# START OF INFORMATION SUPPLIED

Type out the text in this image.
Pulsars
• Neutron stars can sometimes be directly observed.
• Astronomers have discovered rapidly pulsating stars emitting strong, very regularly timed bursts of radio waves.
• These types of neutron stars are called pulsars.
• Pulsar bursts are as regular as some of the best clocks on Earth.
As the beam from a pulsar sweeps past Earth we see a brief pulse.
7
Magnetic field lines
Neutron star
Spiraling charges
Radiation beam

# END OF INFORMATION SUPPLIED

EXERCISE DETAILS:
Give the data again, exactly as it stands.

THE OUTPUT:
Type out the text in this image.
Pulsars
• Neutron stars can sometimes be directly observed.
• Astronomers have discovered rapidly pulsating stars emitting strong, very regularly timed bursts of radio waves.
• These types of neutron stars are called pulsars.
• Pulsar bursts are as regular as some of the best clocks on Earth.
As the beam from a pulsar sweeps past Earth we see a brief pulse.
7
Magnetic field lines
Neutron star
Spiraling charges
Radiation beam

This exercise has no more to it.